[START GIVEN DATA]
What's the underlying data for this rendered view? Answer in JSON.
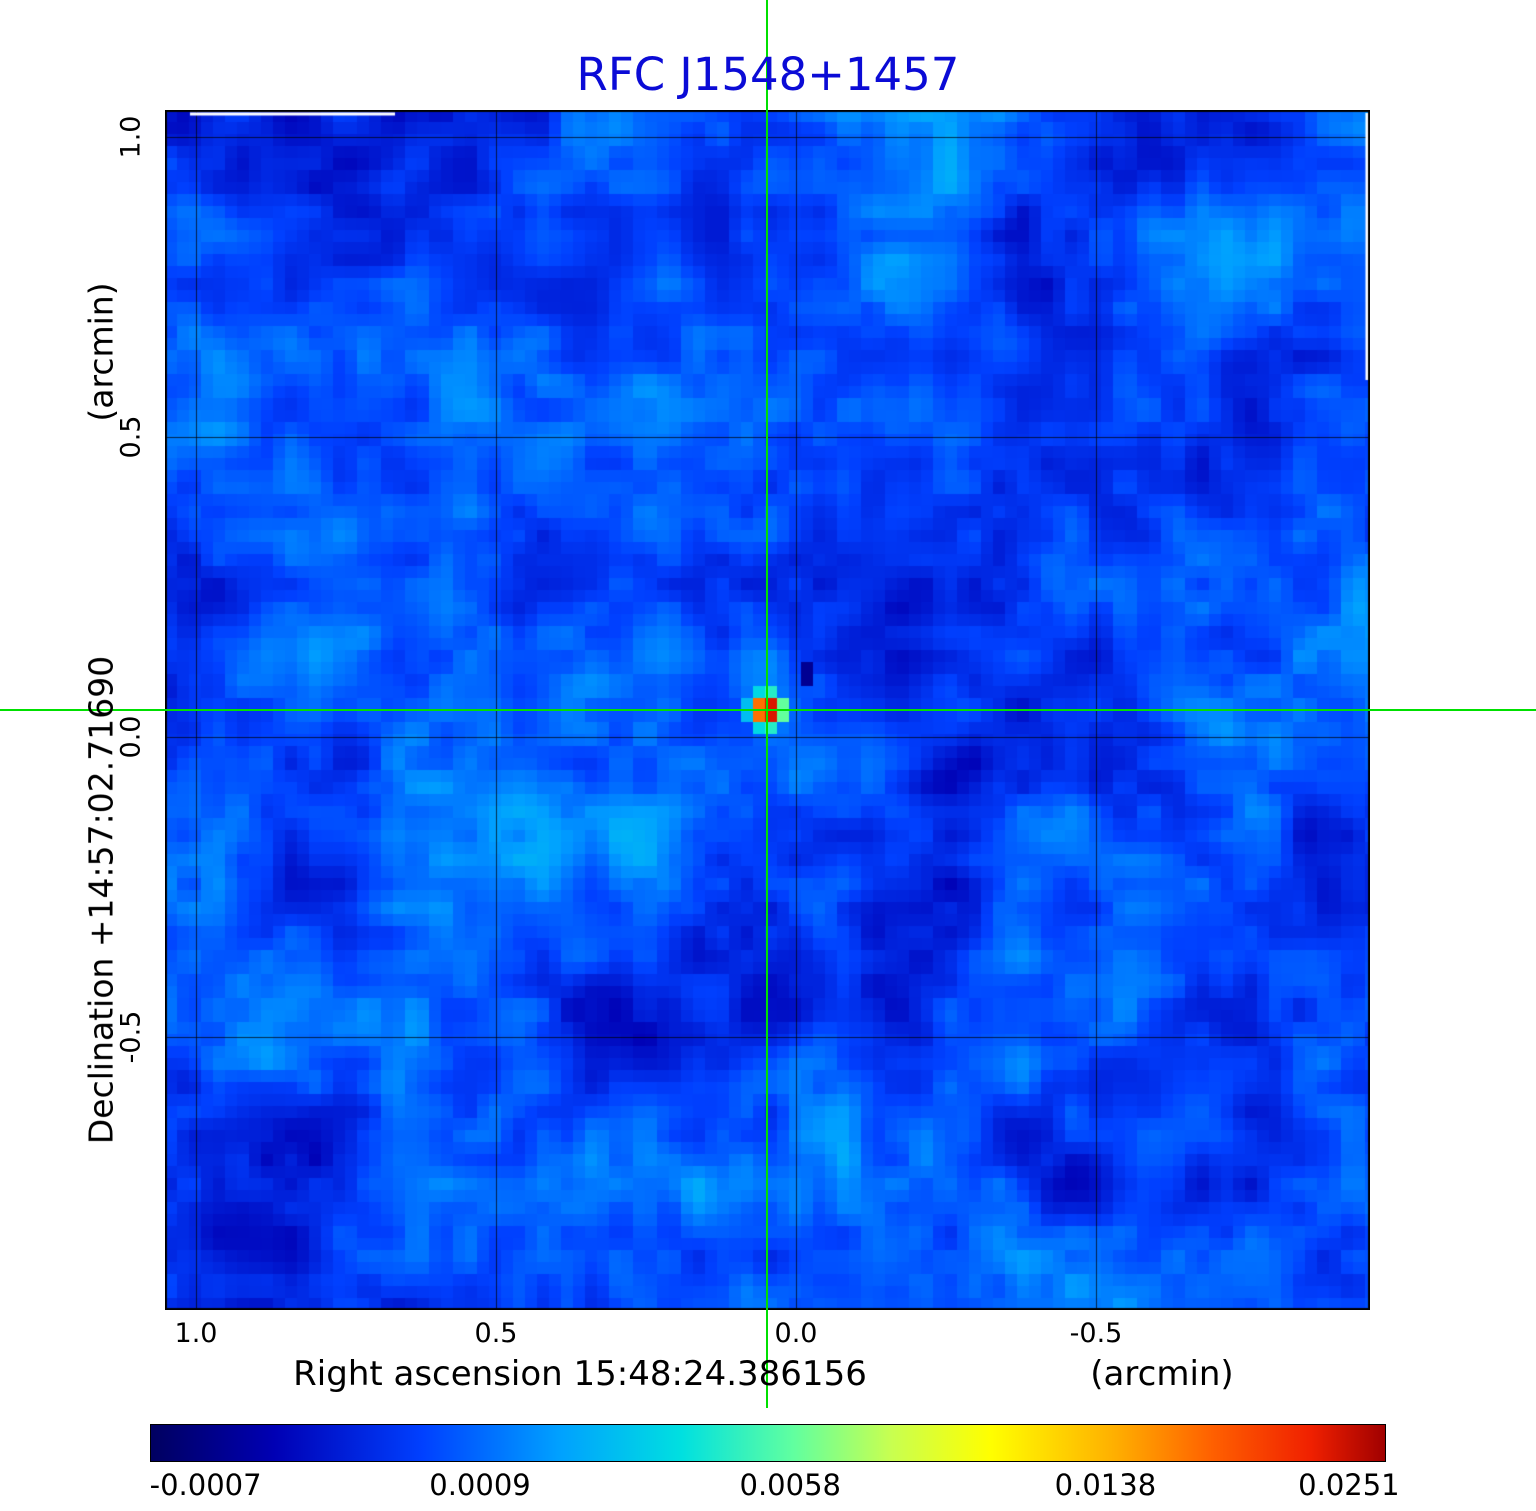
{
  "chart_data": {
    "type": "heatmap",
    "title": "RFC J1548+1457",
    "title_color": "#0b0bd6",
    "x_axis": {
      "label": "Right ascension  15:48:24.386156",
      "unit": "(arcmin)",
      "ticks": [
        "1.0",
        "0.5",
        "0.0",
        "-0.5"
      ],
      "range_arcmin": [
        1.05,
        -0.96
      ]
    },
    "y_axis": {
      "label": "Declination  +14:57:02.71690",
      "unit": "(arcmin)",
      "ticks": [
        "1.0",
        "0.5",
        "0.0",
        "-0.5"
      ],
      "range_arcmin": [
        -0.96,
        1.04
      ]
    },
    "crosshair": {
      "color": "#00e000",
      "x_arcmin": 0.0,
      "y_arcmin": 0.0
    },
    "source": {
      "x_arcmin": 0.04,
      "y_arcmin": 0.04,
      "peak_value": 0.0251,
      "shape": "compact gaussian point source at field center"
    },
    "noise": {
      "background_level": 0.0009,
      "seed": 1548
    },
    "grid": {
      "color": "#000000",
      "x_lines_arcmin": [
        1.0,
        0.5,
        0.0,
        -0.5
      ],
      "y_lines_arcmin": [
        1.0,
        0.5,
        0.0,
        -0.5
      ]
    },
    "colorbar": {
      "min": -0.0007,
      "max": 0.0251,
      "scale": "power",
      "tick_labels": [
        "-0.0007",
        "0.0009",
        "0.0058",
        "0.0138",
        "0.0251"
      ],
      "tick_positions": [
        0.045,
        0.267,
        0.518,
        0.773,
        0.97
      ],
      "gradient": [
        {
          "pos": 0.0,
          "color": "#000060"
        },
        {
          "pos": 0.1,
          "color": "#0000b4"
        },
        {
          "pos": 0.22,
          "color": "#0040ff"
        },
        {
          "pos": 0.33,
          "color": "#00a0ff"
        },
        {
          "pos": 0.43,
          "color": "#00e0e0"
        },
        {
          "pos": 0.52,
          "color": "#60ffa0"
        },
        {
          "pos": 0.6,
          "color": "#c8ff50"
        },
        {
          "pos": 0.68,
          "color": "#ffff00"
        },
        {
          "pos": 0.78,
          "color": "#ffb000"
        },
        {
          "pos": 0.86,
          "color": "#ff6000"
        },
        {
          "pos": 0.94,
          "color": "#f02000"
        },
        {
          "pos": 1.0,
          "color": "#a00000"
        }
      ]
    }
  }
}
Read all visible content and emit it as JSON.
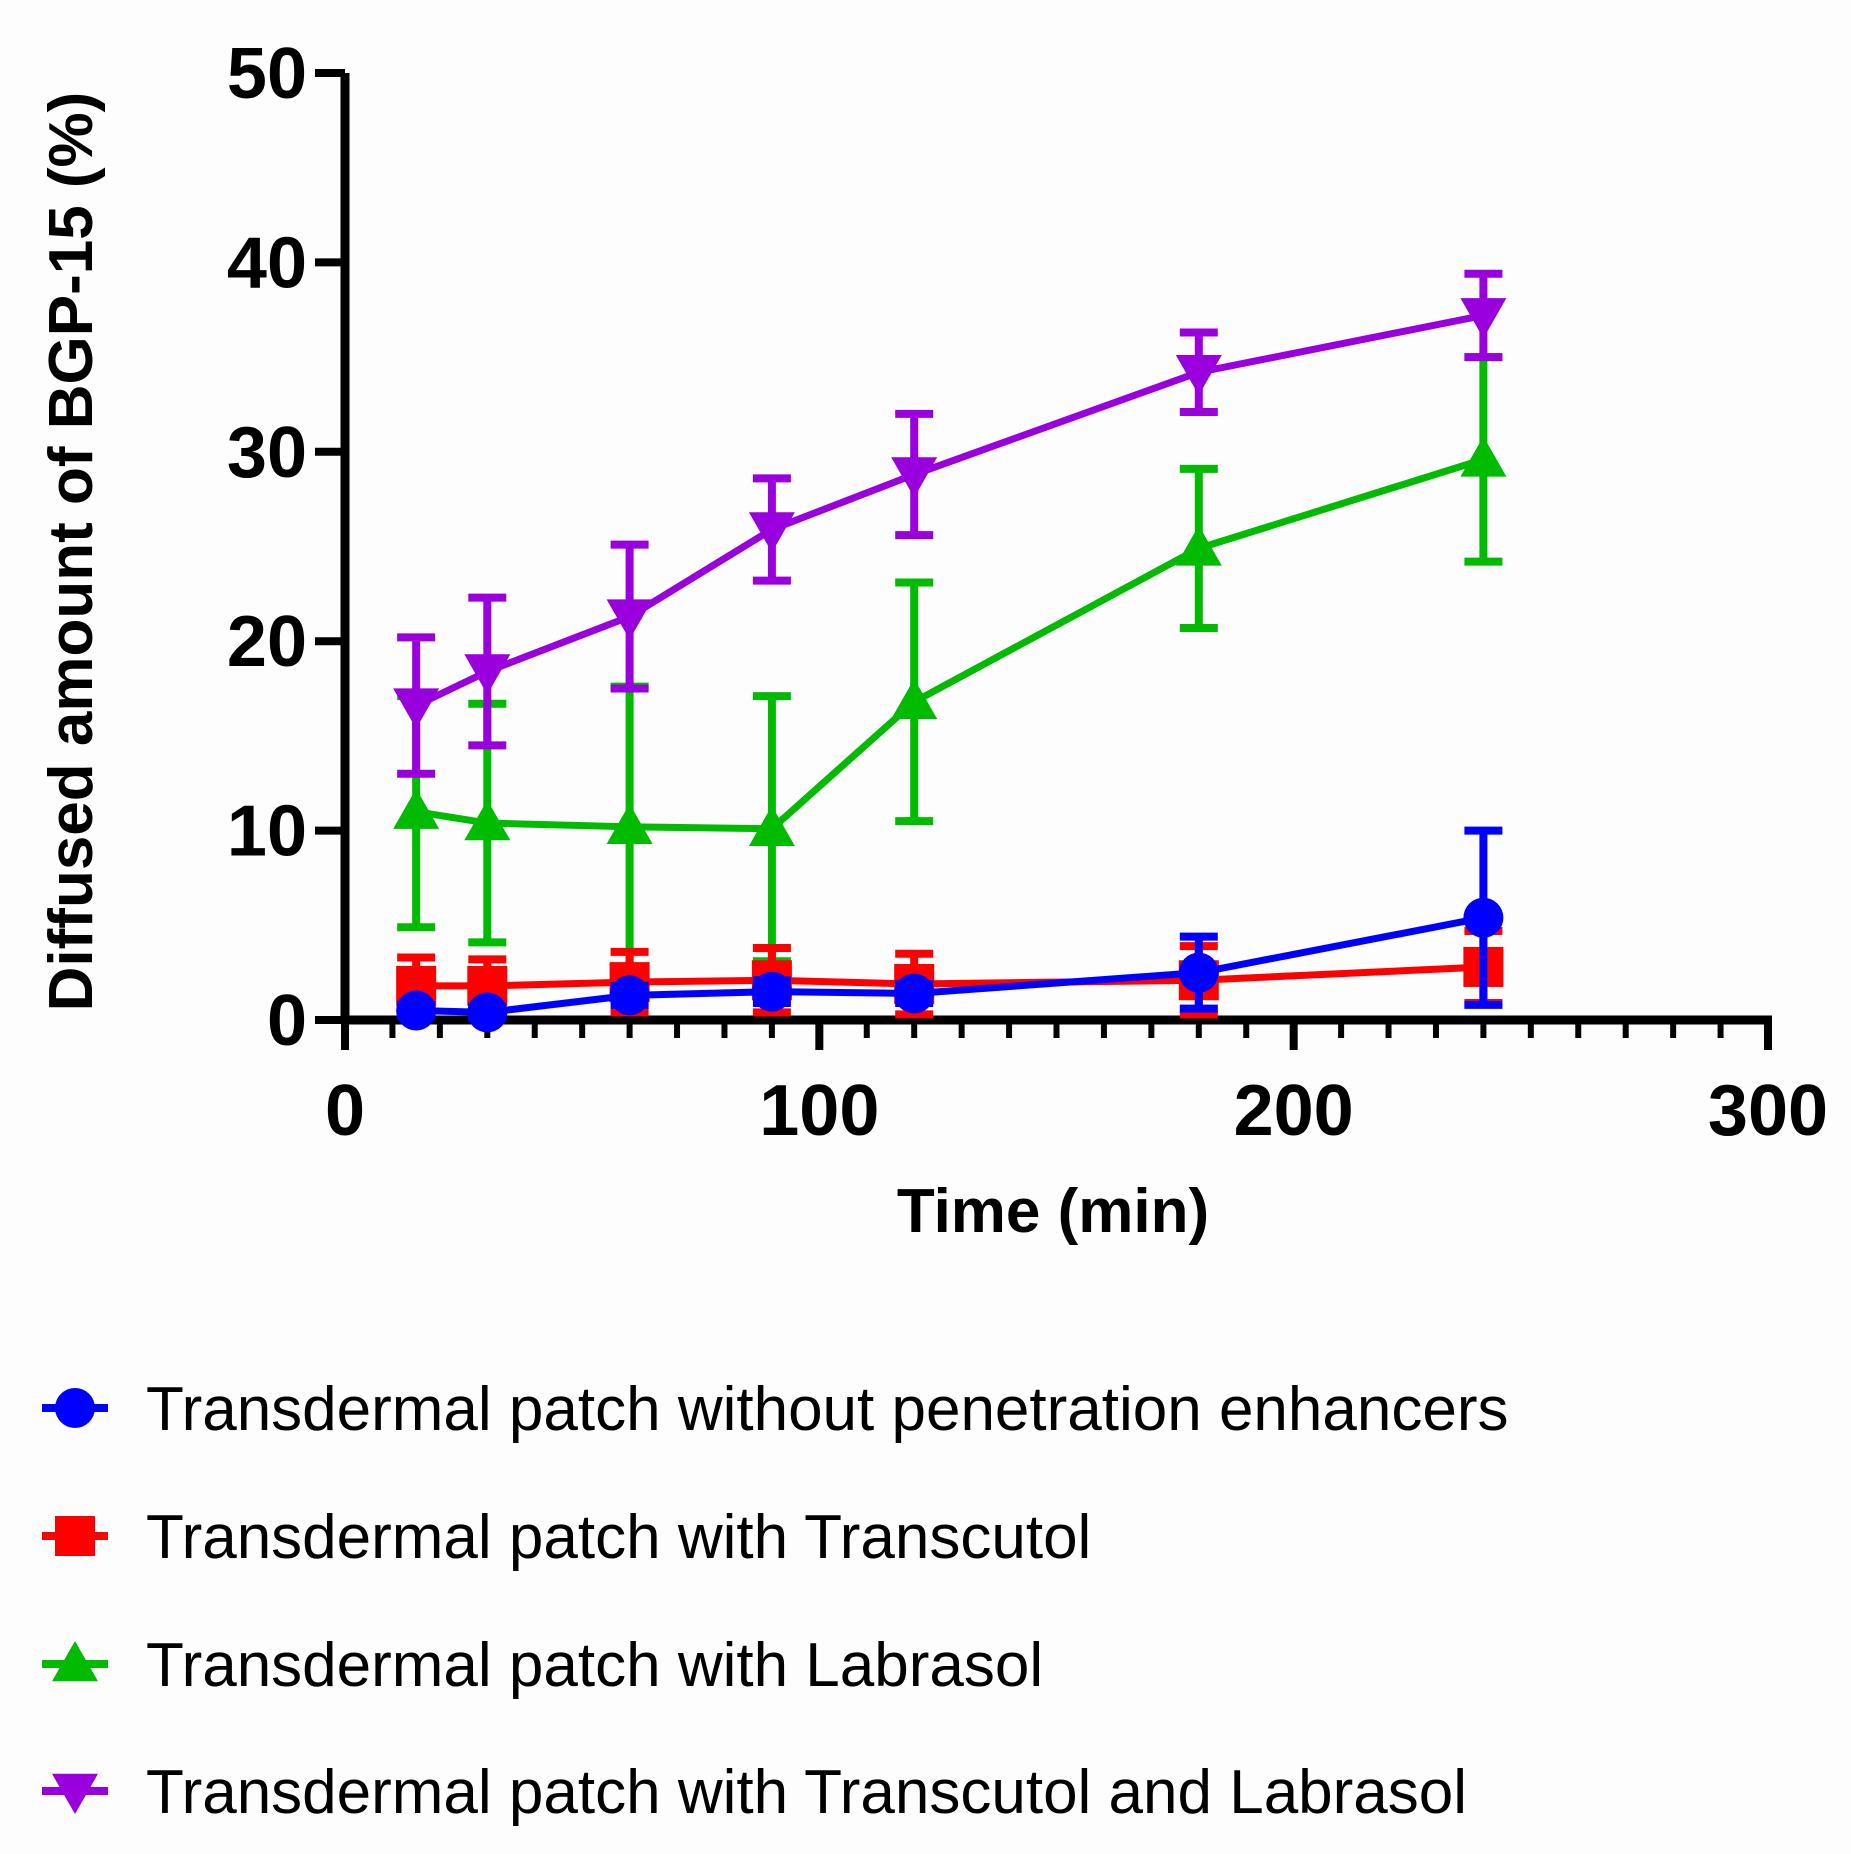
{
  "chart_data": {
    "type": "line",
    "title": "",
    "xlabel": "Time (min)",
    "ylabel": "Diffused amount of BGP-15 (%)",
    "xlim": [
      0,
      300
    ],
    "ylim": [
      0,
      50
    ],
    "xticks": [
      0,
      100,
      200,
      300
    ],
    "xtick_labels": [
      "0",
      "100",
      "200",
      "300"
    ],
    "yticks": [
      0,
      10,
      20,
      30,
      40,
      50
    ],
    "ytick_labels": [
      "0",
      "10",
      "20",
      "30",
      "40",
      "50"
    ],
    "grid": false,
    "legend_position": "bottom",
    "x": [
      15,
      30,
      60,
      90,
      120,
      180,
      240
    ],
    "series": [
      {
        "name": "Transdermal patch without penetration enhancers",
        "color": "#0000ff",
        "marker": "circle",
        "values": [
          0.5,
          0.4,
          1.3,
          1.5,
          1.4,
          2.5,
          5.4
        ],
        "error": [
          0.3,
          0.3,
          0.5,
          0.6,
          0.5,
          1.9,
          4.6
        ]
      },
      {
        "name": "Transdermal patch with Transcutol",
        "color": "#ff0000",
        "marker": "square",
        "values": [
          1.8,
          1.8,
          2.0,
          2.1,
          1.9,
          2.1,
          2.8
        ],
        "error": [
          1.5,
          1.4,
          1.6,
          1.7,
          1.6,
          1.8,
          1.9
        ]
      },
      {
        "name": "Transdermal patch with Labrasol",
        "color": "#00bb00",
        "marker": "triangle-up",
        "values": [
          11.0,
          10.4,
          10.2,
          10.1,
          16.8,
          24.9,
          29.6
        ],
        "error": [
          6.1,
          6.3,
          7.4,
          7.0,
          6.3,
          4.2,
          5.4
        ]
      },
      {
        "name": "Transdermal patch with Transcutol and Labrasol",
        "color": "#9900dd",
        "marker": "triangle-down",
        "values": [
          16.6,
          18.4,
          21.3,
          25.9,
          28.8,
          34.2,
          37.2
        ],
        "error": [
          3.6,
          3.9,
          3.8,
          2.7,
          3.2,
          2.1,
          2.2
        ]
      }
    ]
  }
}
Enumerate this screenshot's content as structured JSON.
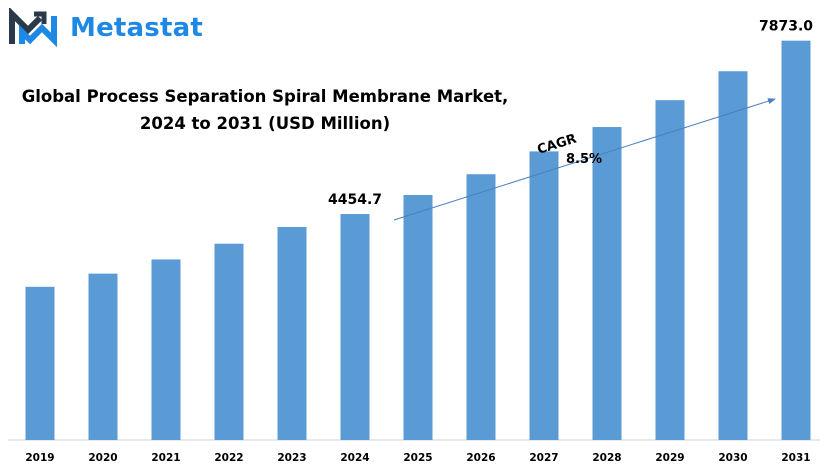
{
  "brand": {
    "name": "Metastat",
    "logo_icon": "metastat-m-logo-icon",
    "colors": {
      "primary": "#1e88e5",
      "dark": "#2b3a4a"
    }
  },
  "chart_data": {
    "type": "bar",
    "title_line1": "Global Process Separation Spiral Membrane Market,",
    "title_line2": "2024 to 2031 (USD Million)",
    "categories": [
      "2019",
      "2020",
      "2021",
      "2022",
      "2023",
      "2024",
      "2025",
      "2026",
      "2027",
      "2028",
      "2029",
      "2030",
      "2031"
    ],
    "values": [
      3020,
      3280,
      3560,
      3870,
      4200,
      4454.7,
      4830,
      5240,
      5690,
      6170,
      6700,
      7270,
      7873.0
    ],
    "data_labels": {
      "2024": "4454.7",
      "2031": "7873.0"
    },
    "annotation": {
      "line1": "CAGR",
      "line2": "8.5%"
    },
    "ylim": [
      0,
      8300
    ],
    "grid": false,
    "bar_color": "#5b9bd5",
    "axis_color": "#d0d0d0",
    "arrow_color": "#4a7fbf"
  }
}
[END GIVEN DATA]
▶ TASK DIRECTIONS
Give back the entries verbatim. Do not include any picture.

▶ THE REPLY
What's the underlying data for this rendered view? Answer in JSON.
{
  "chart_data": {
    "type": "heatmap",
    "title": "RFC J1548+1457",
    "title_color": "#0b0bd6",
    "x_axis": {
      "label": "Right ascension  15:48:24.386156",
      "unit": "(arcmin)",
      "ticks": [
        "1.0",
        "0.5",
        "0.0",
        "-0.5"
      ],
      "range_arcmin": [
        1.05,
        -0.96
      ]
    },
    "y_axis": {
      "label": "Declination  +14:57:02.71690",
      "unit": "(arcmin)",
      "ticks": [
        "1.0",
        "0.5",
        "0.0",
        "-0.5"
      ],
      "range_arcmin": [
        -0.96,
        1.04
      ]
    },
    "crosshair": {
      "color": "#00e000",
      "x_arcmin": 0.0,
      "y_arcmin": 0.0
    },
    "source": {
      "x_arcmin": 0.04,
      "y_arcmin": 0.04,
      "peak_value": 0.0251,
      "shape": "compact gaussian point source at field center"
    },
    "noise": {
      "background_level": 0.0009,
      "seed": 1548
    },
    "grid": {
      "color": "#000000",
      "x_lines_arcmin": [
        1.0,
        0.5,
        0.0,
        -0.5
      ],
      "y_lines_arcmin": [
        1.0,
        0.5,
        0.0,
        -0.5
      ]
    },
    "colorbar": {
      "min": -0.0007,
      "max": 0.0251,
      "scale": "power",
      "tick_labels": [
        "-0.0007",
        "0.0009",
        "0.0058",
        "0.0138",
        "0.0251"
      ],
      "tick_positions": [
        0.045,
        0.267,
        0.518,
        0.773,
        0.97
      ],
      "gradient": [
        {
          "pos": 0.0,
          "color": "#000060"
        },
        {
          "pos": 0.1,
          "color": "#0000b4"
        },
        {
          "pos": 0.22,
          "color": "#0040ff"
        },
        {
          "pos": 0.33,
          "color": "#00a0ff"
        },
        {
          "pos": 0.43,
          "color": "#00e0e0"
        },
        {
          "pos": 0.52,
          "color": "#60ffa0"
        },
        {
          "pos": 0.6,
          "color": "#c8ff50"
        },
        {
          "pos": 0.68,
          "color": "#ffff00"
        },
        {
          "pos": 0.78,
          "color": "#ffb000"
        },
        {
          "pos": 0.86,
          "color": "#ff6000"
        },
        {
          "pos": 0.94,
          "color": "#f02000"
        },
        {
          "pos": 1.0,
          "color": "#a00000"
        }
      ]
    }
  }
}
Read all visible content and emit it as JSON.
{
  "chart_data": {
    "type": "line",
    "title": "",
    "xlabel": "Time (min)",
    "ylabel": "Diffused amount of BGP-15 (%)",
    "xlim": [
      0,
      300
    ],
    "ylim": [
      0,
      50
    ],
    "xticks": [
      0,
      100,
      200,
      300
    ],
    "xtick_labels": [
      "0",
      "100",
      "200",
      "300"
    ],
    "yticks": [
      0,
      10,
      20,
      30,
      40,
      50
    ],
    "ytick_labels": [
      "0",
      "10",
      "20",
      "30",
      "40",
      "50"
    ],
    "grid": false,
    "legend_position": "bottom",
    "x": [
      15,
      30,
      60,
      90,
      120,
      180,
      240
    ],
    "series": [
      {
        "name": "Transdermal patch without penetration enhancers",
        "color": "#0000ff",
        "marker": "circle",
        "values": [
          0.5,
          0.4,
          1.3,
          1.5,
          1.4,
          2.5,
          5.4
        ],
        "error": [
          0.3,
          0.3,
          0.5,
          0.6,
          0.5,
          1.9,
          4.6
        ]
      },
      {
        "name": "Transdermal patch with Transcutol",
        "color": "#ff0000",
        "marker": "square",
        "values": [
          1.8,
          1.8,
          2.0,
          2.1,
          1.9,
          2.1,
          2.8
        ],
        "error": [
          1.5,
          1.4,
          1.6,
          1.7,
          1.6,
          1.8,
          1.9
        ]
      },
      {
        "name": "Transdermal patch with Labrasol",
        "color": "#00bb00",
        "marker": "triangle-up",
        "values": [
          11.0,
          10.4,
          10.2,
          10.1,
          16.8,
          24.9,
          29.6
        ],
        "error": [
          6.1,
          6.3,
          7.4,
          7.0,
          6.3,
          4.2,
          5.4
        ]
      },
      {
        "name": "Transdermal patch with Transcutol and Labrasol",
        "color": "#9900dd",
        "marker": "triangle-down",
        "values": [
          16.6,
          18.4,
          21.3,
          25.9,
          28.8,
          34.2,
          37.2
        ],
        "error": [
          3.6,
          3.9,
          3.8,
          2.7,
          3.2,
          2.1,
          2.2
        ]
      }
    ]
  }
}
Enumerate this screenshot's content as structured JSON.
{
  "brand": {
    "name": "Metastat",
    "logo_icon": "metastat-m-logo-icon",
    "colors": {
      "primary": "#1e88e5",
      "dark": "#2b3a4a"
    }
  },
  "chart_data": {
    "type": "bar",
    "title_line1": "Global Process Separation Spiral Membrane Market,",
    "title_line2": "2024 to 2031 (USD Million)",
    "categories": [
      "2019",
      "2020",
      "2021",
      "2022",
      "2023",
      "2024",
      "2025",
      "2026",
      "2027",
      "2028",
      "2029",
      "2030",
      "2031"
    ],
    "values": [
      3020,
      3280,
      3560,
      3870,
      4200,
      4454.7,
      4830,
      5240,
      5690,
      6170,
      6700,
      7270,
      7873.0
    ],
    "data_labels": {
      "2024": "4454.7",
      "2031": "7873.0"
    },
    "annotation": {
      "line1": "CAGR",
      "line2": "8.5%"
    },
    "ylim": [
      0,
      8300
    ],
    "grid": false,
    "bar_color": "#5b9bd5",
    "axis_color": "#d0d0d0",
    "arrow_color": "#4a7fbf"
  }
}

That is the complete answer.